======== RECORDS SHOWN ========

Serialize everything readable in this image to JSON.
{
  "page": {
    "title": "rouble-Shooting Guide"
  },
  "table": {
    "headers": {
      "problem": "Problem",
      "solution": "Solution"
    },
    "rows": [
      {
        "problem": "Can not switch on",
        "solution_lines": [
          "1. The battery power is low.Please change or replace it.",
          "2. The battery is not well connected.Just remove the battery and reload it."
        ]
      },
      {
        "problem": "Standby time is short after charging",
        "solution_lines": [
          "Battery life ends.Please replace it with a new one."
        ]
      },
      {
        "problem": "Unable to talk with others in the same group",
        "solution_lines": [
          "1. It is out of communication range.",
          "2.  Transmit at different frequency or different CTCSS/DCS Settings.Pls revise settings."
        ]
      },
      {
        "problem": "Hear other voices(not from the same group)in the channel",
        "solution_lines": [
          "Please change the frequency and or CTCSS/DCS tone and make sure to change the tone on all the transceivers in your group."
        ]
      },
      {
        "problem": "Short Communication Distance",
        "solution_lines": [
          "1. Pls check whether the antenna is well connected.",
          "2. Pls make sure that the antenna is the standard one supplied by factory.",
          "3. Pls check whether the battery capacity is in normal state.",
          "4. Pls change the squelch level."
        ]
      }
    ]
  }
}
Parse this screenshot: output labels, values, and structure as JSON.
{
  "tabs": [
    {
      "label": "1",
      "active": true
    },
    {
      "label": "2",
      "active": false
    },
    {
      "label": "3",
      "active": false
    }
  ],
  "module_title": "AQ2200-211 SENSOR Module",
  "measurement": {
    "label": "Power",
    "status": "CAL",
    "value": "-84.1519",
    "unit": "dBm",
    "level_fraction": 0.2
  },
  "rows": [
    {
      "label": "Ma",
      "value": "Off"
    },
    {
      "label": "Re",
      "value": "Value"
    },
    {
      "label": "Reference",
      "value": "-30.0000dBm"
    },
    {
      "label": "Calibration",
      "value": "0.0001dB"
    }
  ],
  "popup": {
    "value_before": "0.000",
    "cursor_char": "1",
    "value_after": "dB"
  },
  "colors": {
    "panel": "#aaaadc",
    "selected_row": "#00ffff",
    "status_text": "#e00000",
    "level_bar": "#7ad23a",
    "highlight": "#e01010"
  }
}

========

### WHAT IS BEING ASKED
Restate the data above word for word.

### FINISHED ANSWER
Serialize everything readable in this image to JSON.
{
  "page": {
    "title": "rouble-Shooting Guide"
  },
  "table": {
    "headers": {
      "problem": "Problem",
      "solution": "Solution"
    },
    "rows": [
      {
        "problem": "Can not switch on",
        "solution_lines": [
          "1. The battery power is low.Please change or replace it.",
          "2. The battery is not well connected.Just remove the battery and reload it."
        ]
      },
      {
        "problem": "Standby time is short after charging",
        "solution_lines": [
          "Battery life ends.Please replace it with a new one."
        ]
      },
      {
        "problem": "Unable to talk with others in the same group",
        "solution_lines": [
          "1. It is out of communication range.",
          "2.  Transmit at different frequency or different CTCSS/DCS Settings.Pls revise settings."
        ]
      },
      {
        "problem": "Hear other voices(not from the same group)in the channel",
        "solution_lines": [
          "Please change the frequency and or CTCSS/DCS tone and make sure to change the tone on all the transceivers in your group."
        ]
      },
      {
        "problem": "Short Communication Distance",
        "solution_lines": [
          "1. Pls check whether the antenna is well connected.",
          "2. Pls make sure that the antenna is the standard one supplied by factory.",
          "3. Pls check whether the battery capacity is in normal state.",
          "4. Pls change the squelch level."
        ]
      }
    ]
  }
}
Parse this screenshot: output labels, values, and structure as JSON.
{
  "tabs": [
    {
      "label": "1",
      "active": true
    },
    {
      "label": "2",
      "active": false
    },
    {
      "label": "3",
      "active": false
    }
  ],
  "module_title": "AQ2200-211 SENSOR Module",
  "measurement": {
    "label": "Power",
    "status": "CAL",
    "value": "-84.1519",
    "unit": "dBm",
    "level_fraction": 0.2
  },
  "rows": [
    {
      "label": "Ma",
      "value": "Off"
    },
    {
      "label": "Re",
      "value": "Value"
    },
    {
      "label": "Reference",
      "value": "-30.0000dBm"
    },
    {
      "label": "Calibration",
      "value": "0.0001dB"
    }
  ],
  "popup": {
    "value_before": "0.000",
    "cursor_char": "1",
    "value_after": "dB"
  },
  "colors": {
    "panel": "#aaaadc",
    "selected_row": "#00ffff",
    "status_text": "#e00000",
    "level_bar": "#7ad23a",
    "highlight": "#e01010"
  }
}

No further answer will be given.